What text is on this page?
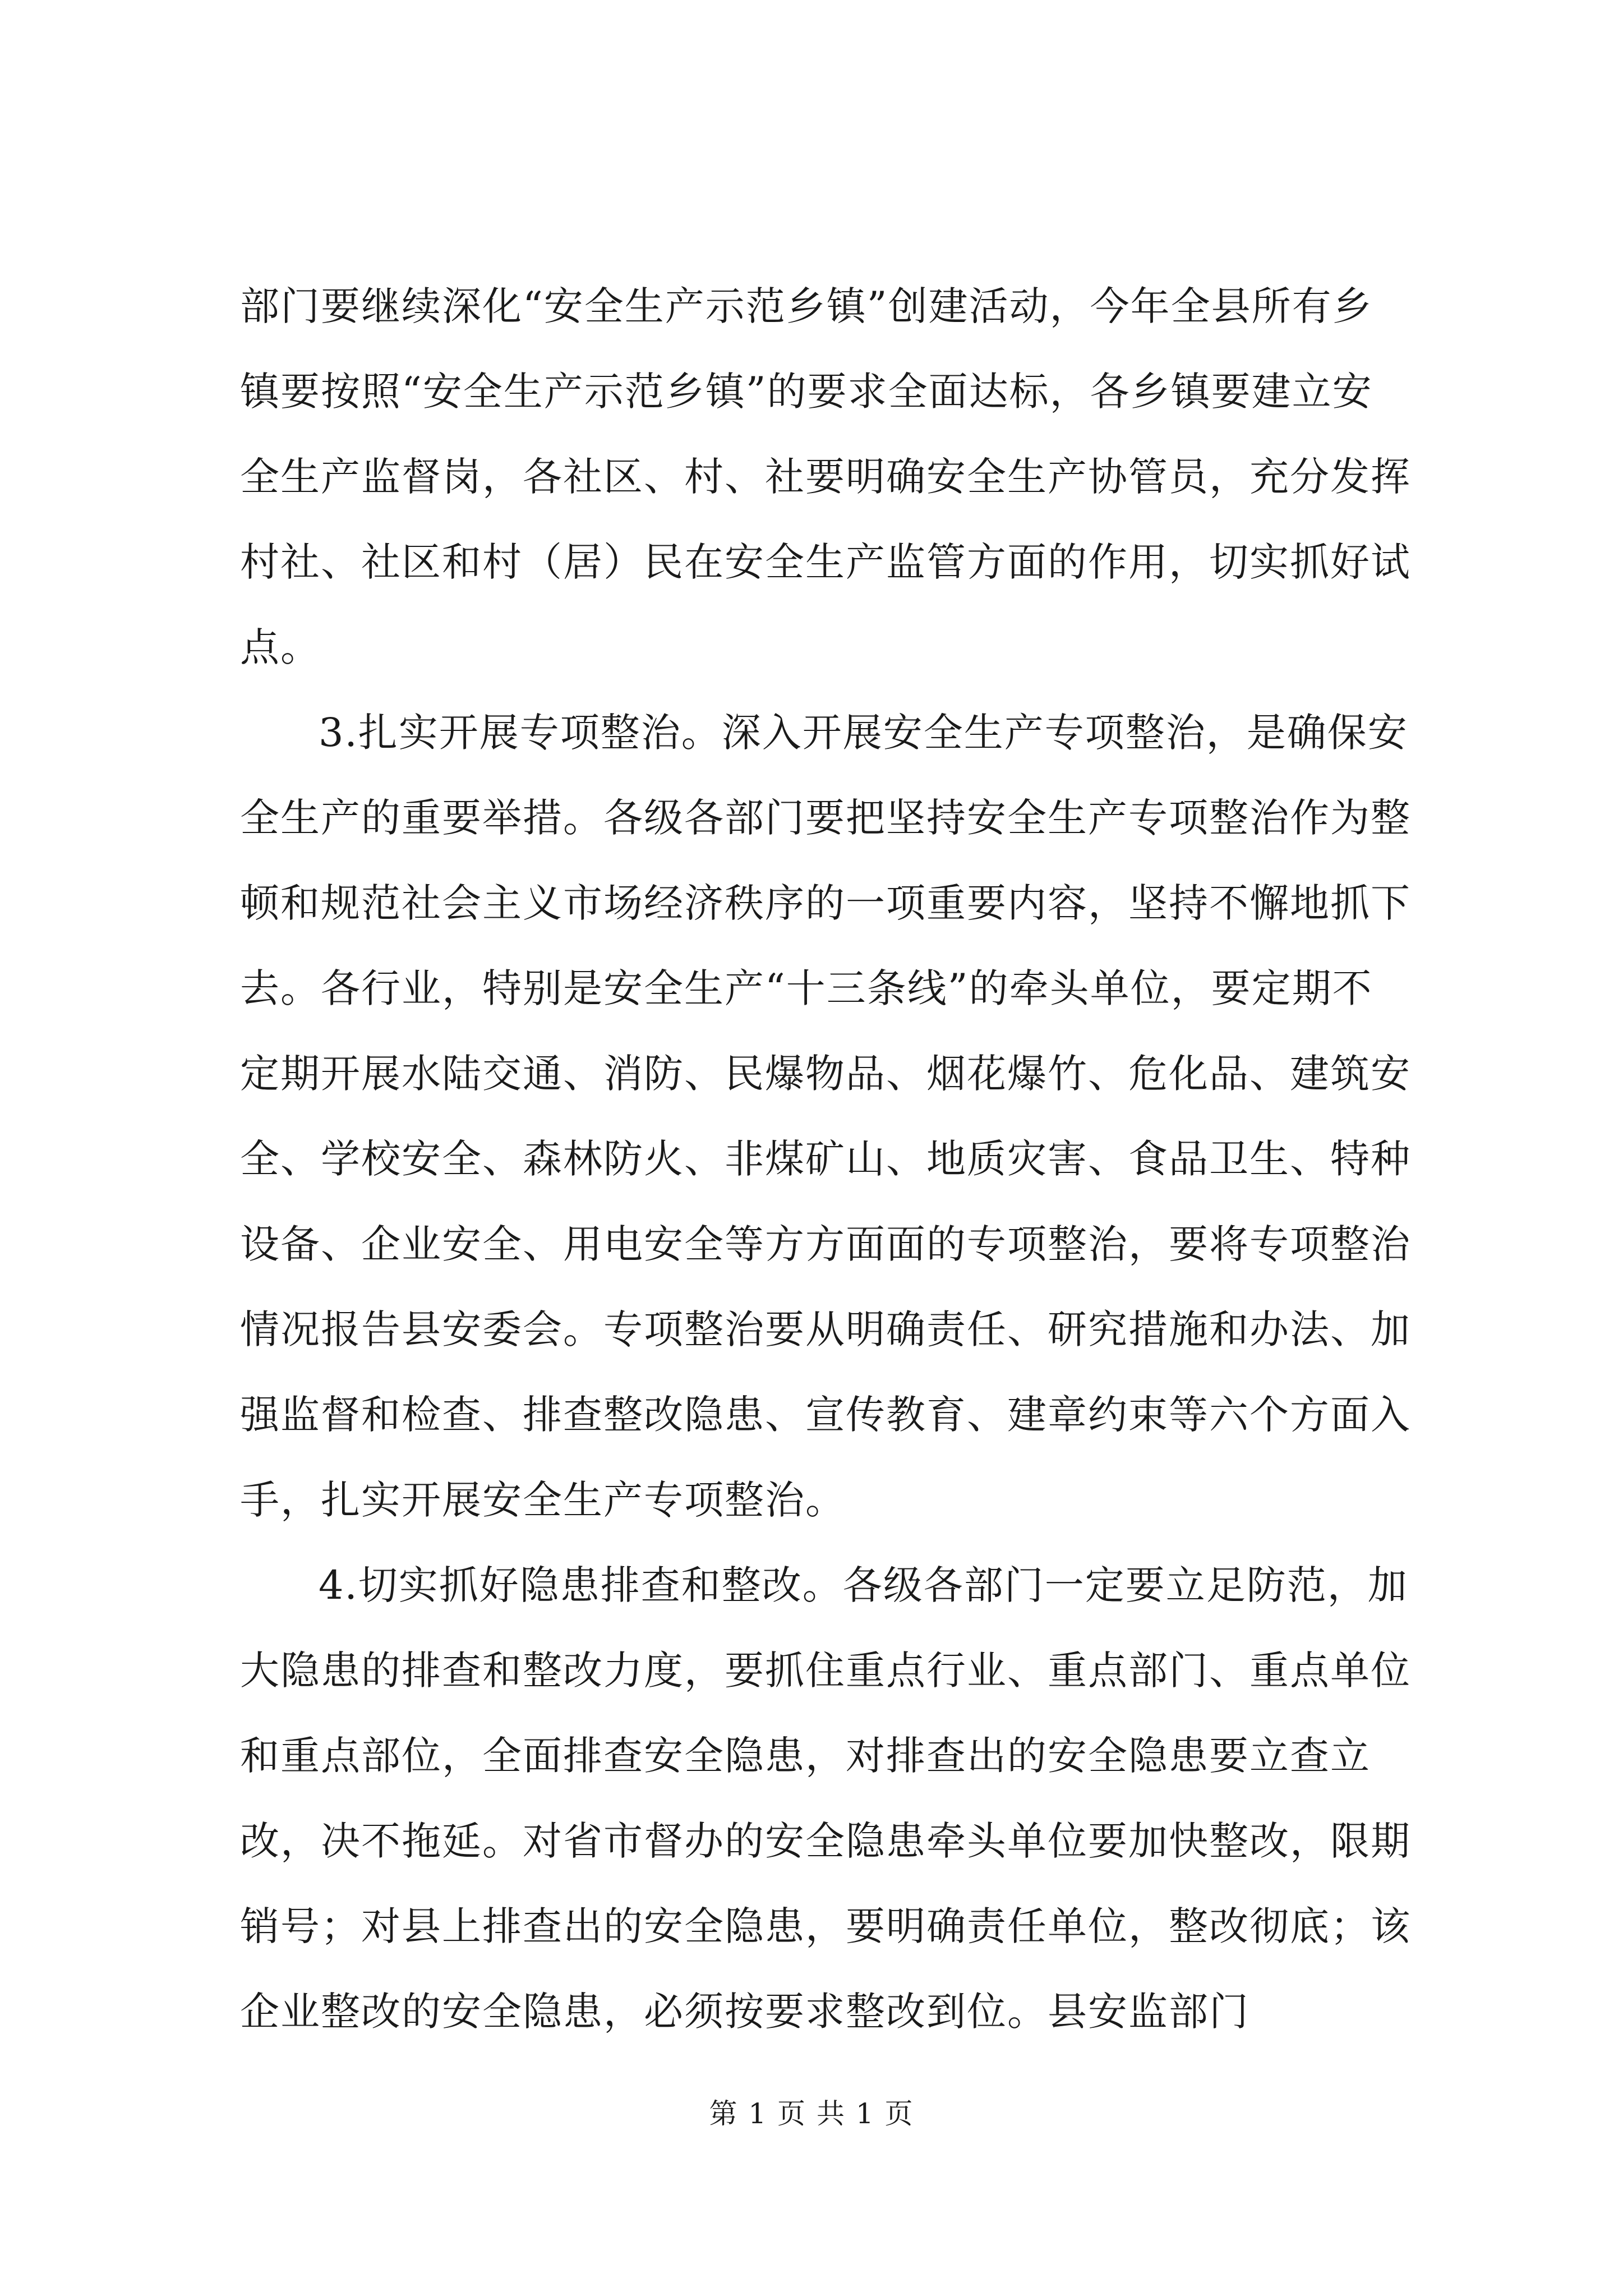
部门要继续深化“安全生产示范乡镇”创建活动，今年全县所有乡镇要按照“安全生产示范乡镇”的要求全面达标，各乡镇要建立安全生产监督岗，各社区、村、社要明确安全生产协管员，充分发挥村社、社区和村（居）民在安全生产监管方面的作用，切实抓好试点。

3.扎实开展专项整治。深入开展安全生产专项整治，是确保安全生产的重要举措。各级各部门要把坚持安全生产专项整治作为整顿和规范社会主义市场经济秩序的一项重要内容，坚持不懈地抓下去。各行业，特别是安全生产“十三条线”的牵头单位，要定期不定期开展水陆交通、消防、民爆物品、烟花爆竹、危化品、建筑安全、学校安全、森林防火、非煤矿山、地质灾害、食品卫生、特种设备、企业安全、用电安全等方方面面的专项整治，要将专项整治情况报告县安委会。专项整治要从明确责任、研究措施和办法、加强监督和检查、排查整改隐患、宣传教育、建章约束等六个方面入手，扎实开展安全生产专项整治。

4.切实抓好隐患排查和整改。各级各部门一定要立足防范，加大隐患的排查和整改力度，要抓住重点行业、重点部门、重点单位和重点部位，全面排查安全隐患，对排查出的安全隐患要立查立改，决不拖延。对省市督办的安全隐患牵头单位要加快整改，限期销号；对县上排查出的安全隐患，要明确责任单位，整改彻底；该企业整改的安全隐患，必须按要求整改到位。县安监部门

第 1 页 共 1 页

* * *

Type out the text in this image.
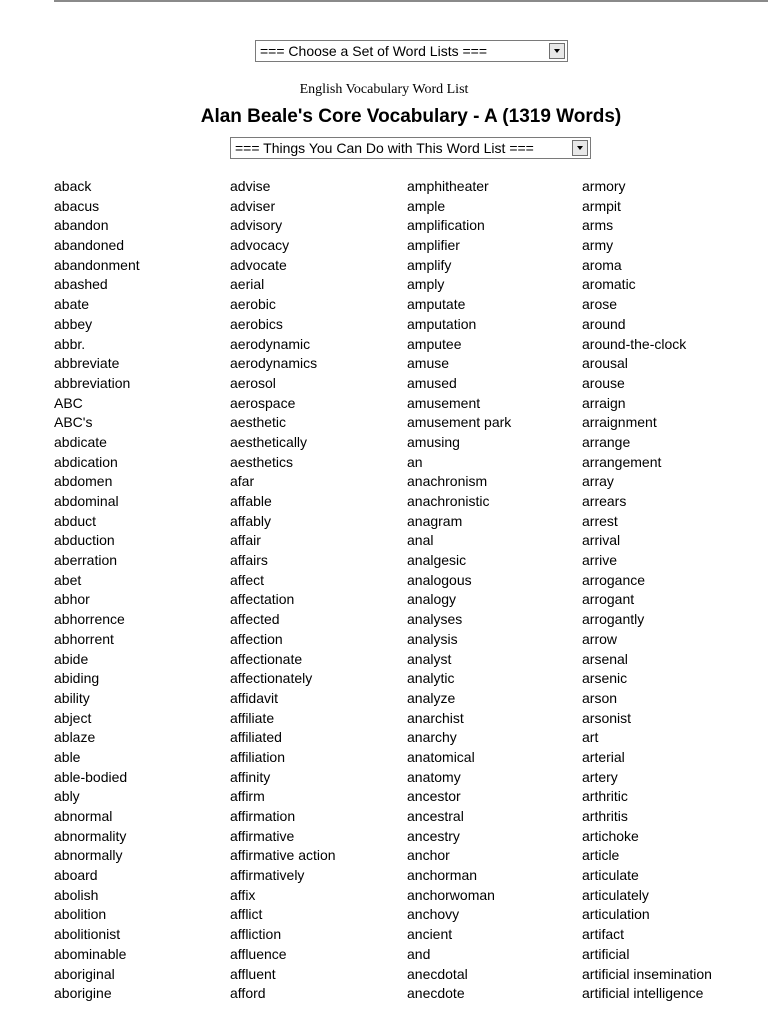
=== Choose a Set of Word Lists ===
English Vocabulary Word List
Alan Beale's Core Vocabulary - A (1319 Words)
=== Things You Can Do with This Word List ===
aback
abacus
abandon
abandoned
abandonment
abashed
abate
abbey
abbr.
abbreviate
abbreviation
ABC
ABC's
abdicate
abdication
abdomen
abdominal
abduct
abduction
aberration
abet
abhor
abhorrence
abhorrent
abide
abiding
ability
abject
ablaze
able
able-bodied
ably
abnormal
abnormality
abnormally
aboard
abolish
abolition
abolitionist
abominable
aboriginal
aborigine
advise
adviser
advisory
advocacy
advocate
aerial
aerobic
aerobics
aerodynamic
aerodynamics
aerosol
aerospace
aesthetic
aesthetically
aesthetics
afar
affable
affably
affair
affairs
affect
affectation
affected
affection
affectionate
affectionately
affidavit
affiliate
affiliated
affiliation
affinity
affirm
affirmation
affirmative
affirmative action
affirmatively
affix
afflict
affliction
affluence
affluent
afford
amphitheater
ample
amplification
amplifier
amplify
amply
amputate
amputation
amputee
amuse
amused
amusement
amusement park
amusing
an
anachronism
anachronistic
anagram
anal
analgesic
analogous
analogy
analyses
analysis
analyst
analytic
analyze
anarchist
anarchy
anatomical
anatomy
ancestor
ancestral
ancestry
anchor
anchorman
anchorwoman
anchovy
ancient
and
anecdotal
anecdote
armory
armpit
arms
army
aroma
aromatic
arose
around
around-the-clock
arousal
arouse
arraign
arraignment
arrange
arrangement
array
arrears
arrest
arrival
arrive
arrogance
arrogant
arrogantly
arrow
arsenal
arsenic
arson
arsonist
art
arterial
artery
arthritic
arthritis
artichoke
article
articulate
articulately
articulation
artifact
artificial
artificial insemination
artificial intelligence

__EXERCISE__
From the listing, tally every line with the word "artificial" in it and give only the tally.

__FINAL RESULT__
3